**ENTRIES SHOWN:**
** Begin **

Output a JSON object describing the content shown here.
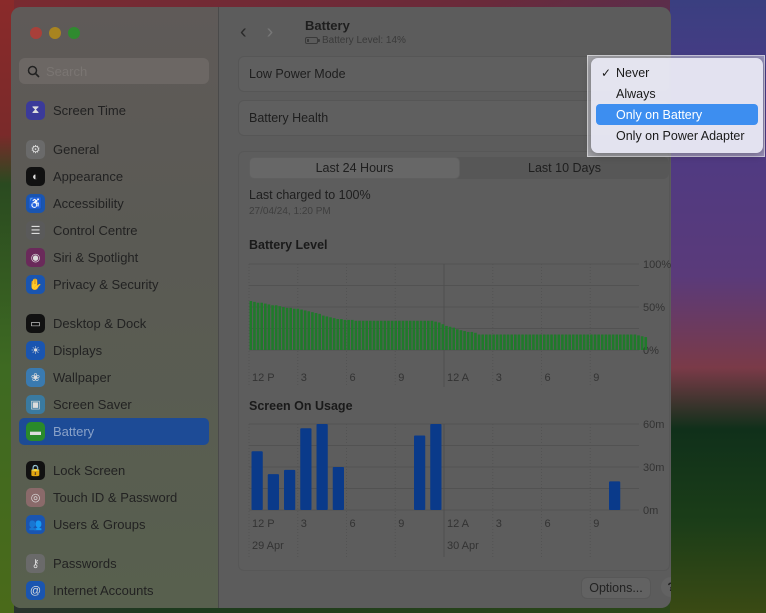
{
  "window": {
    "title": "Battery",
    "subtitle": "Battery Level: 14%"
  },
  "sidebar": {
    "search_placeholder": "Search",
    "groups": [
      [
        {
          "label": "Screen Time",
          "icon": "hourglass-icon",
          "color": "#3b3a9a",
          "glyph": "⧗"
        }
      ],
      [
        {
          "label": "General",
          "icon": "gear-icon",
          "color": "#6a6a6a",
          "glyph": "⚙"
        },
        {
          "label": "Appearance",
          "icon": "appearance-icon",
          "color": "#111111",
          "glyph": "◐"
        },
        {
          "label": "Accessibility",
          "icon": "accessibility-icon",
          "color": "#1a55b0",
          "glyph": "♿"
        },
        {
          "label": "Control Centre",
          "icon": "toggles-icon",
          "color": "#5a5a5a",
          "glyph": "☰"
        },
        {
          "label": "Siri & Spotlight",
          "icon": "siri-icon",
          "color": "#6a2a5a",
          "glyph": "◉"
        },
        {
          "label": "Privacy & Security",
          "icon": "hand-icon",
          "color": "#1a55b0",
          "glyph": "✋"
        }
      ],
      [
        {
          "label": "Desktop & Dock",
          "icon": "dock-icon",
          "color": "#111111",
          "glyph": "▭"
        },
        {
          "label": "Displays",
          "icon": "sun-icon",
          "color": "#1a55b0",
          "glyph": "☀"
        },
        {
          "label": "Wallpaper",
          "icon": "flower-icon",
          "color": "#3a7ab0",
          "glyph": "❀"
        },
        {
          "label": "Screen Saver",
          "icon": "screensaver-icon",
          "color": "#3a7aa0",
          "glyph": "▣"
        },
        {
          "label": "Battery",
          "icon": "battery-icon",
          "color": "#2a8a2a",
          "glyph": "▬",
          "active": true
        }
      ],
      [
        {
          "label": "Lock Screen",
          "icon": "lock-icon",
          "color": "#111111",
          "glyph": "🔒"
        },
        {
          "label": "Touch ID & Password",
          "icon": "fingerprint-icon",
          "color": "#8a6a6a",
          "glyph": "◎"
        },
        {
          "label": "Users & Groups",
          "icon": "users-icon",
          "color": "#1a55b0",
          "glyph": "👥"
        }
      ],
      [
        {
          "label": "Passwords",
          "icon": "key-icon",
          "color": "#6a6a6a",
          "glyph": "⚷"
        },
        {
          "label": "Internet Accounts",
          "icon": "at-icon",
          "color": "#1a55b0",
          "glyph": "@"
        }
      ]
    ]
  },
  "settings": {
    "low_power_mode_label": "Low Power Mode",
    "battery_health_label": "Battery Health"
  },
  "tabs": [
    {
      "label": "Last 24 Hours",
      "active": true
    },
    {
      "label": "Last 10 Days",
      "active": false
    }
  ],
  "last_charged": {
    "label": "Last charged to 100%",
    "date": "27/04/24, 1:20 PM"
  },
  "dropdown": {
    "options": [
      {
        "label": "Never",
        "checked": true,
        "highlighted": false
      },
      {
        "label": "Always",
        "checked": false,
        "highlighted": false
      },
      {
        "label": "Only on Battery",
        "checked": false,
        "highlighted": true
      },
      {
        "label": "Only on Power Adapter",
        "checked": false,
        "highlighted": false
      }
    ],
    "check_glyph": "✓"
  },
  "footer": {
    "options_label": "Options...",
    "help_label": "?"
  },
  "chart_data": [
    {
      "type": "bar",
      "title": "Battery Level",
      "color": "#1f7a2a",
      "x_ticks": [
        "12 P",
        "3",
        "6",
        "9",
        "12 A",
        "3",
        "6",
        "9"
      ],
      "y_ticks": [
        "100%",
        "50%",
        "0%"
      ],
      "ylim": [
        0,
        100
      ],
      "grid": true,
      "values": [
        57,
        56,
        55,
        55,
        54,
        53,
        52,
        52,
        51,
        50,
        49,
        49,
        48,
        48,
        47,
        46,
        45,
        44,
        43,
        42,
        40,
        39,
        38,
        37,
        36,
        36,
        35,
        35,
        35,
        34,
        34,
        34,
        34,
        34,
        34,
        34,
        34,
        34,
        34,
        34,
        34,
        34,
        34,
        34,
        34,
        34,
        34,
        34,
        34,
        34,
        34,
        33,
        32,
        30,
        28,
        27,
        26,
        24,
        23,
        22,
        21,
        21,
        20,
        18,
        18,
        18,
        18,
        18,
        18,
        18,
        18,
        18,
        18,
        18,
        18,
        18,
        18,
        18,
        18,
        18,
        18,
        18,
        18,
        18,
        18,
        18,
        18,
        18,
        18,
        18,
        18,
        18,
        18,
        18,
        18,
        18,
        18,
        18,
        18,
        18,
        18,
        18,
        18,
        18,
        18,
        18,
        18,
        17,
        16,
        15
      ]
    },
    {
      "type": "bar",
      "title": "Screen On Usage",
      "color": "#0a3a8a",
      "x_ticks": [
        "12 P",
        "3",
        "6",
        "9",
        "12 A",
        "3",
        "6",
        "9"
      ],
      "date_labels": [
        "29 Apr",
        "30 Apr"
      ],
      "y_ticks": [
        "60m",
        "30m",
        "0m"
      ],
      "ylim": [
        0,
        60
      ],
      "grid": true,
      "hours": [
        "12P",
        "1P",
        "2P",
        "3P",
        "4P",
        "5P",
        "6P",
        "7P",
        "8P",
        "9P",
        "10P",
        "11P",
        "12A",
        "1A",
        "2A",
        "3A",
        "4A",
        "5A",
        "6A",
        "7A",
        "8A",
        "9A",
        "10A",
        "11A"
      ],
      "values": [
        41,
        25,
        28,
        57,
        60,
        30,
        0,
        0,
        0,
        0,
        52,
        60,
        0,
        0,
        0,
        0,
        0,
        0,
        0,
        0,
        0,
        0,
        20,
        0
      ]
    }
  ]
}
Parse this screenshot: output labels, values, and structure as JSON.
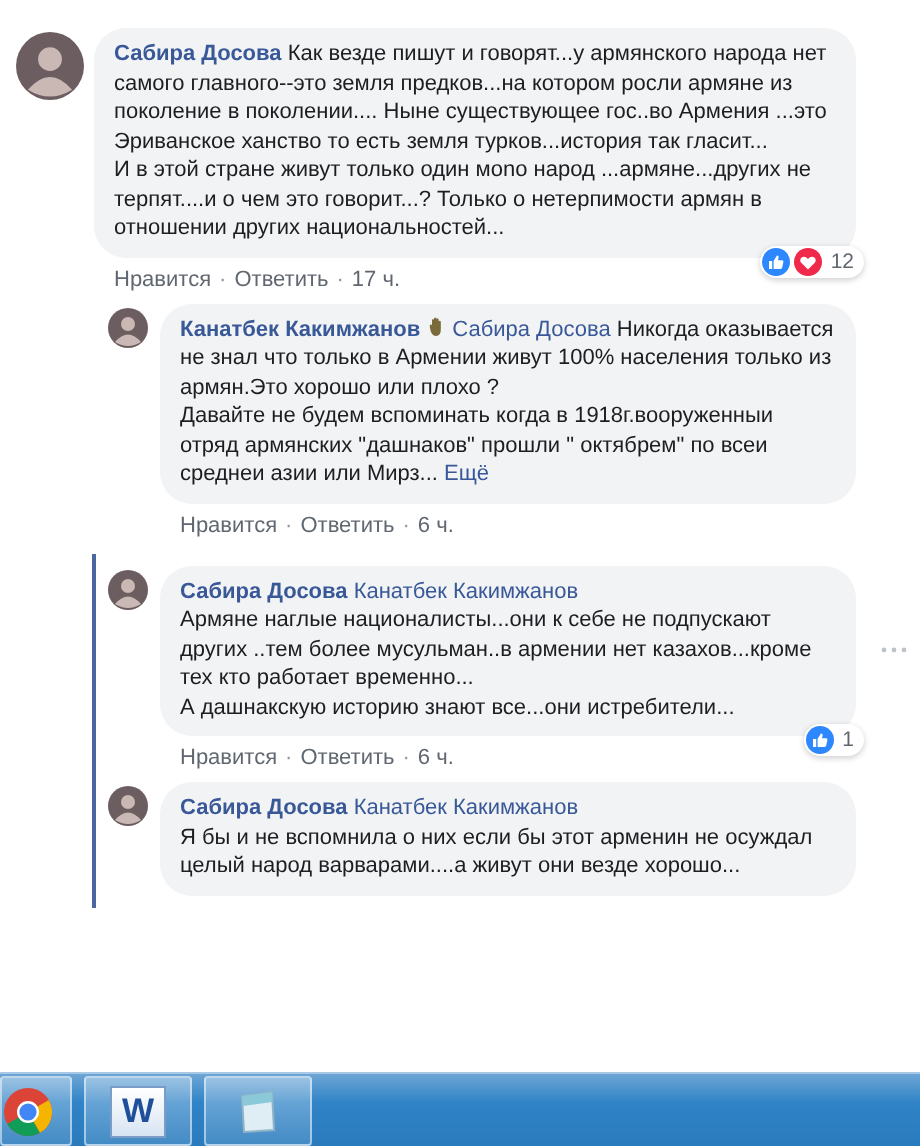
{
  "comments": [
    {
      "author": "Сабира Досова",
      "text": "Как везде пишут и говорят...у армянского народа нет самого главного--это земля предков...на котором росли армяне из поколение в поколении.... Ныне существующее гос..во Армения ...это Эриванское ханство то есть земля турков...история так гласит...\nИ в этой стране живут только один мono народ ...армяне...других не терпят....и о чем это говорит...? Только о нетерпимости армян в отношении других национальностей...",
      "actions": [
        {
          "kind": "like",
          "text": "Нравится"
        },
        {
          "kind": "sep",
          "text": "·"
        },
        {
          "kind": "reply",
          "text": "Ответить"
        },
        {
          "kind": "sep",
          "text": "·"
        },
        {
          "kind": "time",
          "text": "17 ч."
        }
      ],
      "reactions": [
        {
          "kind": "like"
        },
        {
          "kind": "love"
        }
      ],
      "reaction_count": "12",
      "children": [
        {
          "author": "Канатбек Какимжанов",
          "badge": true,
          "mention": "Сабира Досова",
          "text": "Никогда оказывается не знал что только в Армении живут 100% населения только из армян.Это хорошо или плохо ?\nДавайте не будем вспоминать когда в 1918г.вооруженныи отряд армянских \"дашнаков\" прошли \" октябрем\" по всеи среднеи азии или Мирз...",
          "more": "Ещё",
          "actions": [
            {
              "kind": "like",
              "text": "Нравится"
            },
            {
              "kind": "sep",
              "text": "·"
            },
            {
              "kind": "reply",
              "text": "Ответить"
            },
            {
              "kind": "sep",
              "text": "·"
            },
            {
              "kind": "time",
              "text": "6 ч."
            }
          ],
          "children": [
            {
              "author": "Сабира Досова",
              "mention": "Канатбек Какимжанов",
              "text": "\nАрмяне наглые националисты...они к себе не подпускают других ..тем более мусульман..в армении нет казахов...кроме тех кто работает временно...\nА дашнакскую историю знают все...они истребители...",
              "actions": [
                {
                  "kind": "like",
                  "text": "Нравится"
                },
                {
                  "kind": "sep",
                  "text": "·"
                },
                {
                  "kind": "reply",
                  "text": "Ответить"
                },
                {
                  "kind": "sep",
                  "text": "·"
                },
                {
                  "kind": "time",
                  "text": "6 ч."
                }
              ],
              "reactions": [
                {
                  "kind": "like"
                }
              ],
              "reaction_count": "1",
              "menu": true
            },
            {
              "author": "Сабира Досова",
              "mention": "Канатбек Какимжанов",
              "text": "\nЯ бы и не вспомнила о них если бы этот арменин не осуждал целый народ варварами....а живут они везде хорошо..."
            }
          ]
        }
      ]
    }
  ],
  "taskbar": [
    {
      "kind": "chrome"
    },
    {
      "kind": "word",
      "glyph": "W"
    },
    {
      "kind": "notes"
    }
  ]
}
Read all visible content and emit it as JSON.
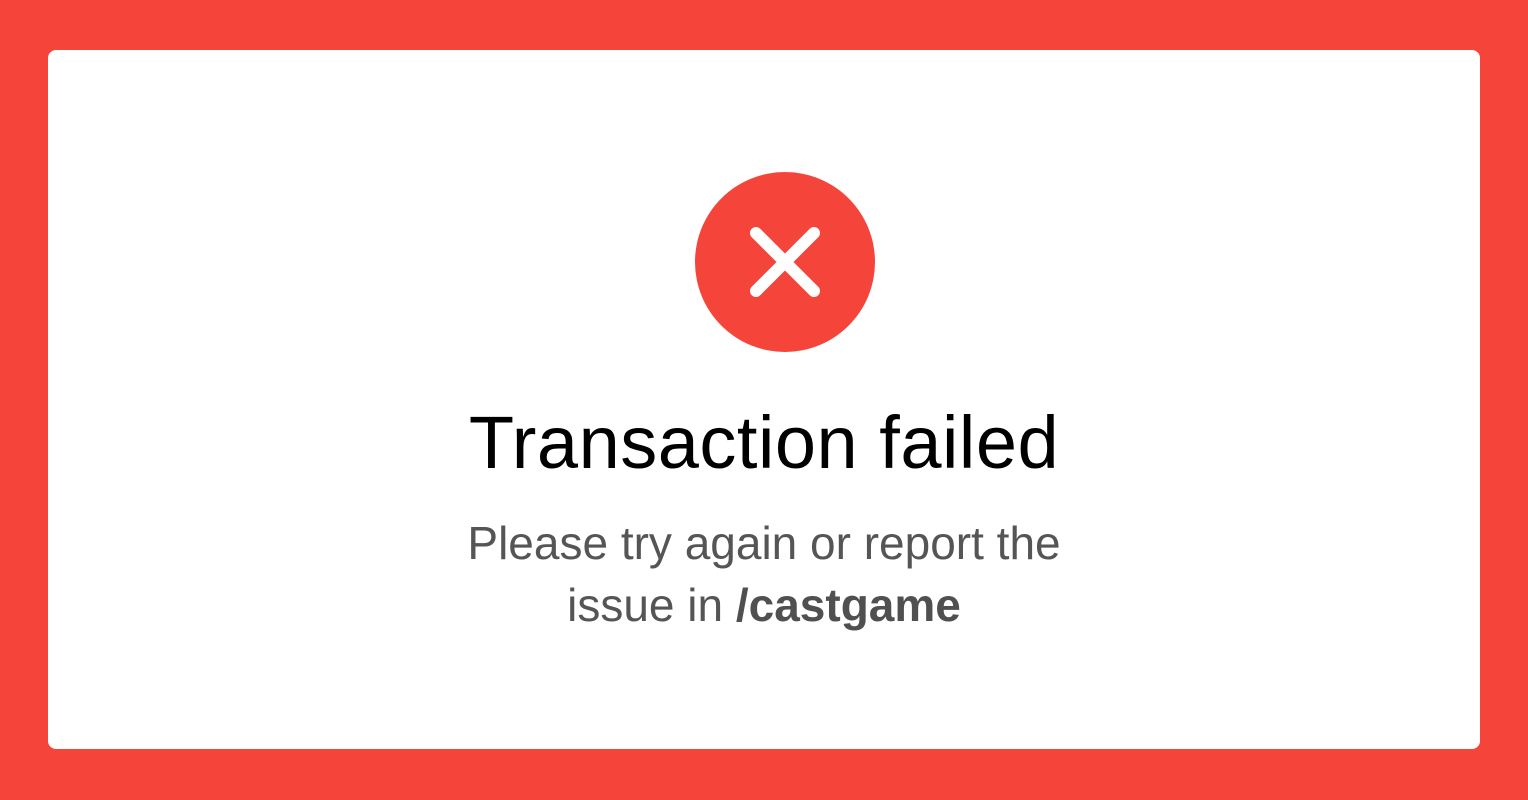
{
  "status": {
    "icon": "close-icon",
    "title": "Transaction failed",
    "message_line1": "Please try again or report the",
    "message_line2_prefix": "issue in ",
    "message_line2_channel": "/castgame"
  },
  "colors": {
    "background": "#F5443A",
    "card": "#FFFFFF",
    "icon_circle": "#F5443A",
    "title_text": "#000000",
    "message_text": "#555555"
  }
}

** End **

**TASK TO CARRY OUT:** Your output should consist solely of the lines from the line containing "Read all visible content and emit it as JSON." through the last line of the entries, verbatim, minus any pictures.

**SOLVED EXERCISE:**
Read all visible content and emit it as JSON.
{
  "status": {
    "icon": "close-icon",
    "title": "Transaction failed",
    "message_line1": "Please try again or report the",
    "message_line2_prefix": "issue in ",
    "message_line2_channel": "/castgame"
  },
  "colors": {
    "background": "#F5443A",
    "card": "#FFFFFF",
    "icon_circle": "#F5443A",
    "title_text": "#000000",
    "message_text": "#555555"
  }
}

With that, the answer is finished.